[Entries from a dataset]
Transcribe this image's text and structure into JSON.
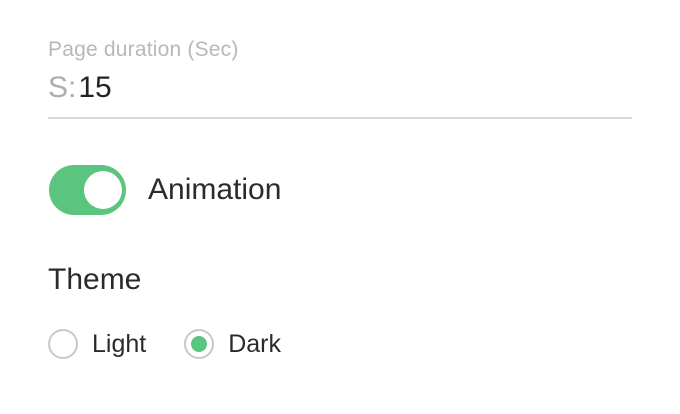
{
  "page_duration": {
    "label": "Page duration (Sec)",
    "prefix": "S:",
    "value": "15"
  },
  "animation": {
    "label": "Animation",
    "enabled": true
  },
  "theme": {
    "heading": "Theme",
    "options": [
      {
        "label": "Light",
        "selected": false
      },
      {
        "label": "Dark",
        "selected": true
      }
    ]
  },
  "colors": {
    "accent_green": "#5bc47e",
    "label_gray": "#b7b7bd",
    "prefix_gray": "#adadb4",
    "text_dark": "#2b2b2f",
    "divider_gray": "#d8d8d8",
    "radio_border_gray": "#c8c8cd"
  }
}
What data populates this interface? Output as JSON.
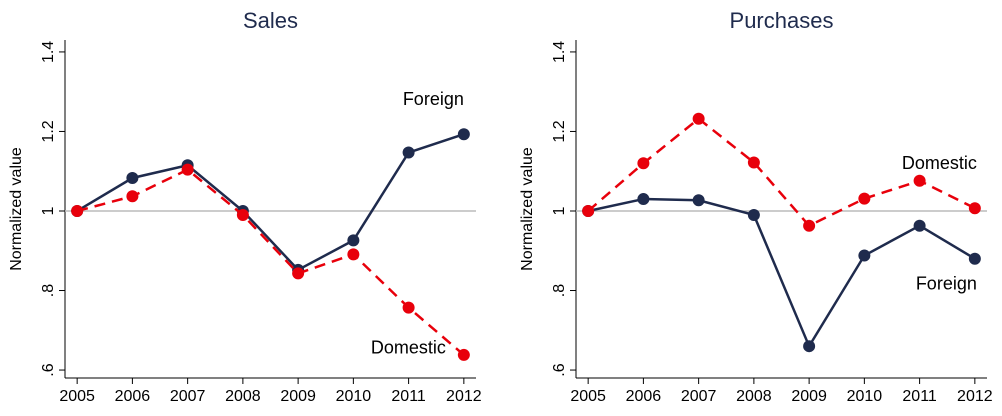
{
  "chart_data": [
    {
      "type": "line",
      "title": "Sales",
      "y_label": "Normalized value",
      "x": [
        2005,
        2006,
        2007,
        2008,
        2009,
        2010,
        2011,
        2012
      ],
      "xlim": [
        2004.78,
        2012.22
      ],
      "xticks": [
        2005,
        2006,
        2007,
        2008,
        2009,
        2010,
        2011,
        2012
      ],
      "ylim": [
        0.58,
        1.43
      ],
      "yticks": [
        {
          "value": 0.6,
          "label": ".6"
        },
        {
          "value": 0.8,
          "label": ".8"
        },
        1,
        1.2,
        1.4
      ],
      "reference_line": 1,
      "series": [
        {
          "name": "Foreign",
          "color": "#1f2b4d",
          "style": "solid",
          "values": [
            1.0,
            1.083,
            1.115,
            1.0,
            0.852,
            0.926,
            1.147,
            1.193
          ]
        },
        {
          "name": "Domestic",
          "color": "#e8000b",
          "style": "dashed",
          "values": [
            1.0,
            1.037,
            1.104,
            0.99,
            0.843,
            0.891,
            0.757,
            0.638
          ]
        }
      ]
    },
    {
      "type": "line",
      "title": "Purchases",
      "y_label": "Normalized value",
      "x": [
        2005,
        2006,
        2007,
        2008,
        2009,
        2010,
        2011,
        2012
      ],
      "xlim": [
        2004.78,
        2012.22
      ],
      "xticks": [
        2005,
        2006,
        2007,
        2008,
        2009,
        2010,
        2011,
        2012
      ],
      "ylim": [
        0.58,
        1.43
      ],
      "yticks": [
        {
          "value": 0.6,
          "label": ".6"
        },
        {
          "value": 0.8,
          "label": ".8"
        },
        1,
        1.2,
        1.4
      ],
      "reference_line": 1,
      "series": [
        {
          "name": "Foreign",
          "color": "#1f2b4d",
          "style": "solid",
          "values": [
            1.0,
            1.03,
            1.027,
            0.99,
            0.66,
            0.888,
            0.963,
            0.88
          ]
        },
        {
          "name": "Domestic",
          "color": "#e8000b",
          "style": "dashed",
          "values": [
            1.0,
            1.12,
            1.232,
            1.122,
            0.963,
            1.031,
            1.076,
            1.007
          ]
        }
      ]
    }
  ]
}
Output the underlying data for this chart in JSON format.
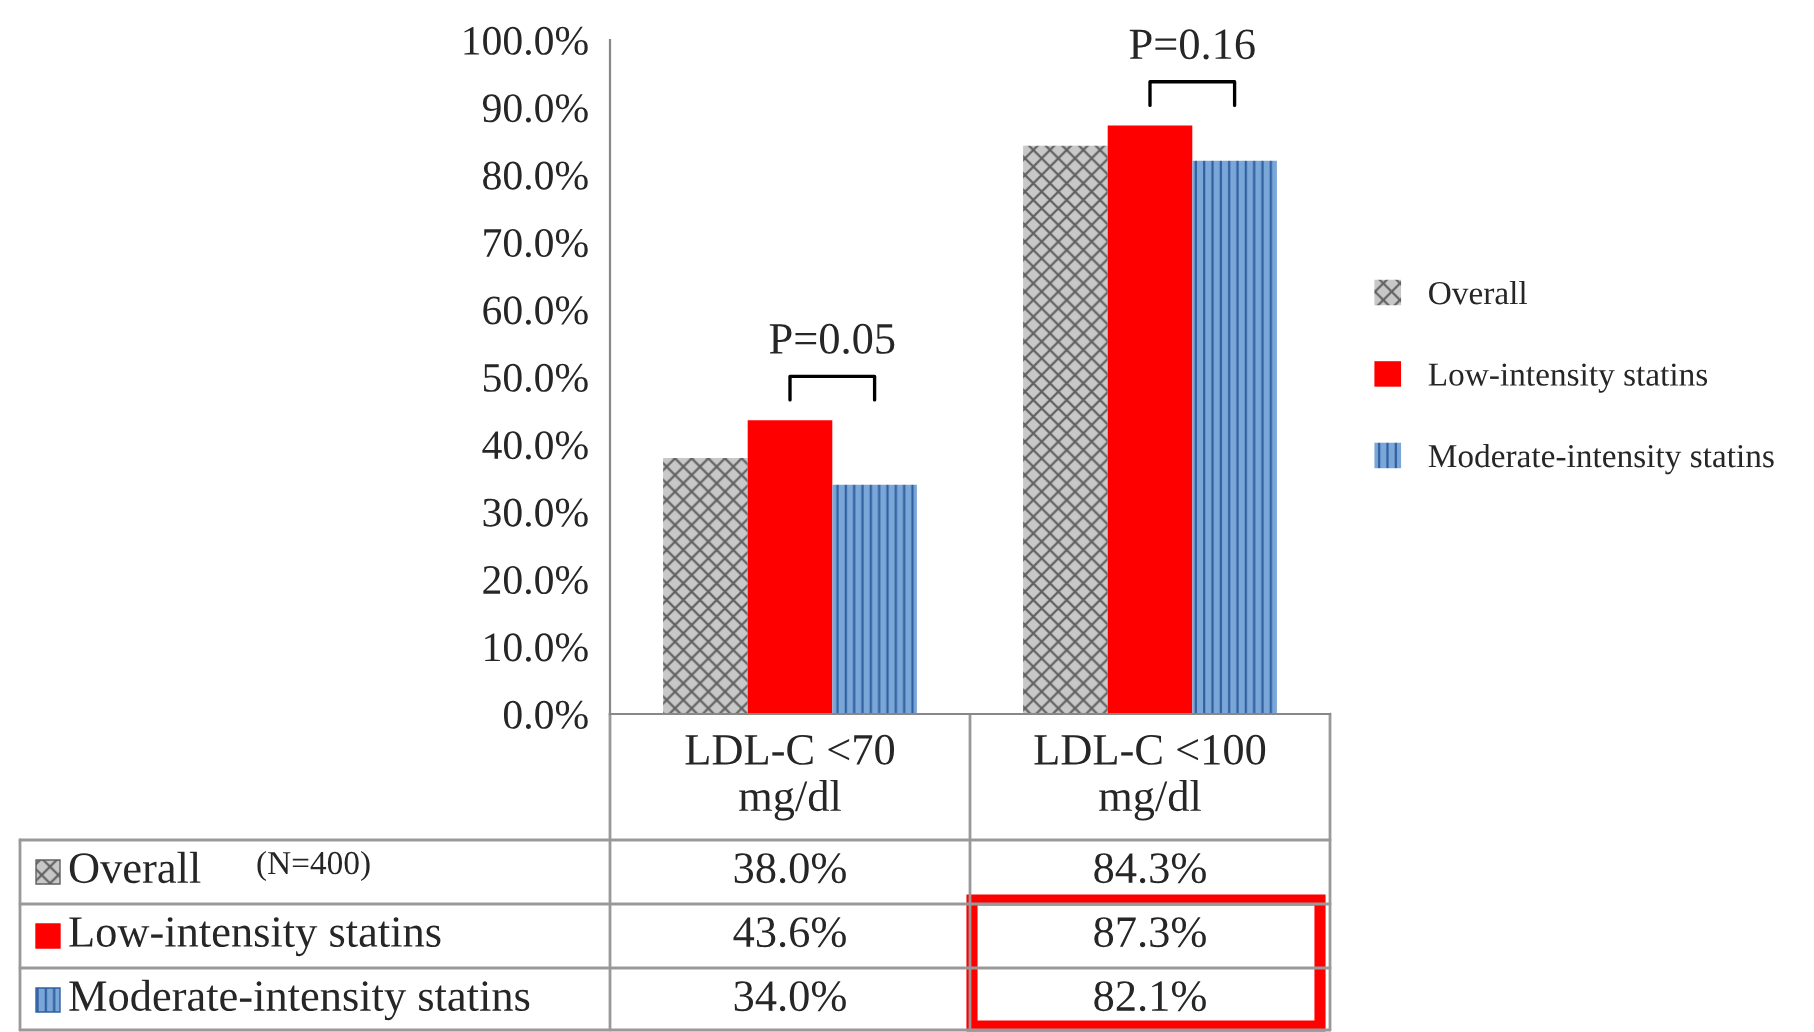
{
  "chart_data": {
    "type": "bar",
    "categories": [
      "LDL-C <70\nmg/dl",
      "LDL-C <100\nmg/dl"
    ],
    "series": [
      {
        "name": "Overall",
        "color": "#c8c8c8",
        "values": [
          38.0,
          84.3
        ],
        "value_labels": [
          "38.0%",
          "84.3%"
        ]
      },
      {
        "name": "Low-intensity statins",
        "color": "#ff0000",
        "values": [
          43.6,
          87.3
        ],
        "value_labels": [
          "43.6%",
          "87.3%"
        ]
      },
      {
        "name": "Moderate-intensity statins",
        "color": "#7aa6d8",
        "values": [
          34.0,
          82.1
        ],
        "value_labels": [
          "34.0%",
          "82.1%"
        ]
      }
    ],
    "ylim": [
      0,
      100
    ],
    "yticks": [
      {
        "value": 0,
        "label": "0.0%"
      },
      {
        "value": 10,
        "label": "10.0%"
      },
      {
        "value": 20,
        "label": "20.0%"
      },
      {
        "value": 30,
        "label": "30.0%"
      },
      {
        "value": 40,
        "label": "40.0%"
      },
      {
        "value": 50,
        "label": "50.0%"
      },
      {
        "value": 60,
        "label": "60.0%"
      },
      {
        "value": 70,
        "label": "70.0%"
      },
      {
        "value": 80,
        "label": "80.0%"
      },
      {
        "value": 90,
        "label": "90.0%"
      },
      {
        "value": 100,
        "label": "100.0%"
      }
    ],
    "annotations": [
      "P=0.05",
      "P=0.16",
      "(N=400)"
    ],
    "legend": "right",
    "grid": false
  }
}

- [REQUEST]: Reply with nothing but the number of lines that contain the word "this".

- [RIGHT ANSWER]: 3